STORED DATA |
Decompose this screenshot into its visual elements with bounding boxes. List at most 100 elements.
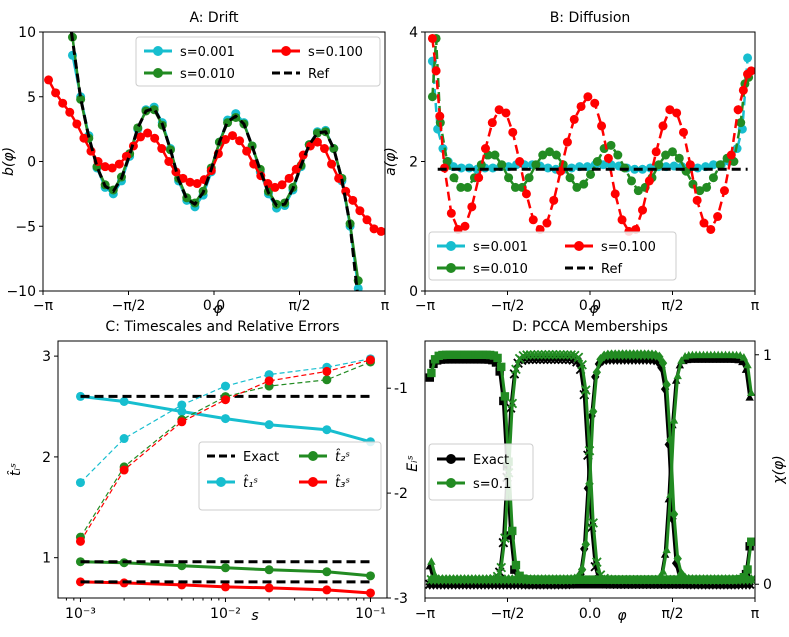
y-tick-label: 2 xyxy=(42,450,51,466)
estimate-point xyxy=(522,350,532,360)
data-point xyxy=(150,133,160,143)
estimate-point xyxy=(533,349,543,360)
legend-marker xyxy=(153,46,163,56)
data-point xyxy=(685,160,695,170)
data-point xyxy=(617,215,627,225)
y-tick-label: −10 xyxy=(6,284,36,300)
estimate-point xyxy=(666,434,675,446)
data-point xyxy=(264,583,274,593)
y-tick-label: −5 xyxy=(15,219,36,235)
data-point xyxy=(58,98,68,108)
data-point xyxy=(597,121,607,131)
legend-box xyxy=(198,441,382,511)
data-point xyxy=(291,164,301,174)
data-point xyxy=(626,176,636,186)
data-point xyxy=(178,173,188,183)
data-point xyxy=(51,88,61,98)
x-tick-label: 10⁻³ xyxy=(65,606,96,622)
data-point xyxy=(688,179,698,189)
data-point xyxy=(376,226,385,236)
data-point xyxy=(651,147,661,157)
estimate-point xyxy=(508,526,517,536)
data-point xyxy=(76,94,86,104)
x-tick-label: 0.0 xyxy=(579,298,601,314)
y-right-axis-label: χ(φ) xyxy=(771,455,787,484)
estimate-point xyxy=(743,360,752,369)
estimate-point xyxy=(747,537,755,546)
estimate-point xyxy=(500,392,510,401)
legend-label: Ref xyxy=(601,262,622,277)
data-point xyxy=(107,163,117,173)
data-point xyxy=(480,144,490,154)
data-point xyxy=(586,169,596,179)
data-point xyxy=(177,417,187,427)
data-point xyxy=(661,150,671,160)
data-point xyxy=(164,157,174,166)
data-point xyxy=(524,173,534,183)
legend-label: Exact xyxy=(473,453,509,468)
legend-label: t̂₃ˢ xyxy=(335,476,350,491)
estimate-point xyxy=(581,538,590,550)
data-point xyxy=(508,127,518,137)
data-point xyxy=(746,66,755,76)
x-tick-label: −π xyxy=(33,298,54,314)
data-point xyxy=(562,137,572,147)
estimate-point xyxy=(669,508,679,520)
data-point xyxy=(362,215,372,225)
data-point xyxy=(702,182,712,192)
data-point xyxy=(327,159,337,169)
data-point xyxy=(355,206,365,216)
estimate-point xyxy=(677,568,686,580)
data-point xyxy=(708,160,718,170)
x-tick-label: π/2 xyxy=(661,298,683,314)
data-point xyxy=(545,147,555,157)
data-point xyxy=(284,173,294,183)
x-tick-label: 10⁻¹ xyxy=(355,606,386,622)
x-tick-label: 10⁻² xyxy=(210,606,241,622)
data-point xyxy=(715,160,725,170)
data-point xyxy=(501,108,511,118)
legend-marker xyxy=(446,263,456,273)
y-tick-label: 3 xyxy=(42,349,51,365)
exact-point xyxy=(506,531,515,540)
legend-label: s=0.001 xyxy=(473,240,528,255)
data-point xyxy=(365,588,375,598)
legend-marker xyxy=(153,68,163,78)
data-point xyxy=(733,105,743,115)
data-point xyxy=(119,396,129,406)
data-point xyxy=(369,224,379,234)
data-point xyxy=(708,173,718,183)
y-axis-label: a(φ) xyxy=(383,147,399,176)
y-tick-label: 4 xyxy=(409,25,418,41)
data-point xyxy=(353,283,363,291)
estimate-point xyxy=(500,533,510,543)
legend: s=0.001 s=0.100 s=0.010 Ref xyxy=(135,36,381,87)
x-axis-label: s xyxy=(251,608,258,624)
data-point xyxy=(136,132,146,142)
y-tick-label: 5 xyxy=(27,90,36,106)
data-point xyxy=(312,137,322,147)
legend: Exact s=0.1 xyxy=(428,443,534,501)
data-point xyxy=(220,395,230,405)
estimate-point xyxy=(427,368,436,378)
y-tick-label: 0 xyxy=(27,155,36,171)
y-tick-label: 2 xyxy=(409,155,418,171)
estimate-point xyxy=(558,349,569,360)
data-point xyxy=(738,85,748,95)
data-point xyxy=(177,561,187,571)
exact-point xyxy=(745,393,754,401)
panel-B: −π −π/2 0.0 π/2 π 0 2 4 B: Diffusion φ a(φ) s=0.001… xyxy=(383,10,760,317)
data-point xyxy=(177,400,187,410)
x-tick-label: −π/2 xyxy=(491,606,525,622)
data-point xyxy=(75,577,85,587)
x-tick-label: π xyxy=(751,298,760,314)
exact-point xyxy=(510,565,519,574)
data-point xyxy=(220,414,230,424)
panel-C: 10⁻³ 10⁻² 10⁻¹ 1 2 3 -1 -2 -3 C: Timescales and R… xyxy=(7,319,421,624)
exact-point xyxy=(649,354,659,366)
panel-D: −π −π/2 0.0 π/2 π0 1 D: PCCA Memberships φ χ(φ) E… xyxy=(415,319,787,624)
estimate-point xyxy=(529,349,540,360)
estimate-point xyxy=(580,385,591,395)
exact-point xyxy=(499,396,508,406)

GIVEN INSTRUCTION | Please count the rows above that contain the string "axis", and reply with only that number.

RESULT FOR THIS EXERCISE | 3